→ WHAT YOU SHOULD DO: Locate all lines in the data below that hold "this" and show them.

→ Stored data entries:
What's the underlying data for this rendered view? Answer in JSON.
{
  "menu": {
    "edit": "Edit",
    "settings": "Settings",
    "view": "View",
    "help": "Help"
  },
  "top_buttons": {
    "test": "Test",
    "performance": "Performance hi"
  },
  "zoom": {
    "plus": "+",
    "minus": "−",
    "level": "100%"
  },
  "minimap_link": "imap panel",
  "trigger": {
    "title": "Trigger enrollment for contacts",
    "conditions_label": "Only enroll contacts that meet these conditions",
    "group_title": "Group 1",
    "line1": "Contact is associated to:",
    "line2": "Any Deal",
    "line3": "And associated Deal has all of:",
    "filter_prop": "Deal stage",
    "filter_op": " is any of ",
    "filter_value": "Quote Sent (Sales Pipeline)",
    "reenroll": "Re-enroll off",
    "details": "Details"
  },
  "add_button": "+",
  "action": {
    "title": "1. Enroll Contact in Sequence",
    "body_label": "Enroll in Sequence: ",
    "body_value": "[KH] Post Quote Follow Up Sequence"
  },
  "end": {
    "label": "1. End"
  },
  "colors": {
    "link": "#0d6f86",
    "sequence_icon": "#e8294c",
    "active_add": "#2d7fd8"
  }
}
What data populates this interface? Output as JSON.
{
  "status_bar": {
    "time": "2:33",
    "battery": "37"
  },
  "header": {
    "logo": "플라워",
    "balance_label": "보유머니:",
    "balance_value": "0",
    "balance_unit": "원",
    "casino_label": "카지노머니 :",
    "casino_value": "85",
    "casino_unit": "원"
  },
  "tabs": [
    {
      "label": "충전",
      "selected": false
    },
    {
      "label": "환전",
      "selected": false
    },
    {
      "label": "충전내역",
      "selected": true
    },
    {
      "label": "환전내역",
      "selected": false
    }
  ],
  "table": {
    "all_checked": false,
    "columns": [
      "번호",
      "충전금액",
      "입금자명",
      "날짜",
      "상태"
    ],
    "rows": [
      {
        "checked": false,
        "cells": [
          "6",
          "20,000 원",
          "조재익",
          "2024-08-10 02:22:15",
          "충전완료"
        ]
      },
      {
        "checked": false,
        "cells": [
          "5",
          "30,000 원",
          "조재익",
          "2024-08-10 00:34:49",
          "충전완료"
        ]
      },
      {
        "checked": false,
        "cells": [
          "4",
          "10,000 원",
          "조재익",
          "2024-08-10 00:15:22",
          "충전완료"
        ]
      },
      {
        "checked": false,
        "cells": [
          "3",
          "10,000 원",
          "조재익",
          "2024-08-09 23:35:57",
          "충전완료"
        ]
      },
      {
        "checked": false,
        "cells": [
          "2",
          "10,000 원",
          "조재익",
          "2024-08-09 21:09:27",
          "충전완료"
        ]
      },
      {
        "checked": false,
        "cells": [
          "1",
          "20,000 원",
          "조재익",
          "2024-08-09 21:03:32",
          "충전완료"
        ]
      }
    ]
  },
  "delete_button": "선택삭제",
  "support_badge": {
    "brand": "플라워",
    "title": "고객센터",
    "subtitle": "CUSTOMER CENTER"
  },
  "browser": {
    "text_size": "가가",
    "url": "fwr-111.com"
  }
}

→ THE ANSWER:
What's the underlying data for this rendered view? Answer in JSON.
What data populates this interface? Output as JSON.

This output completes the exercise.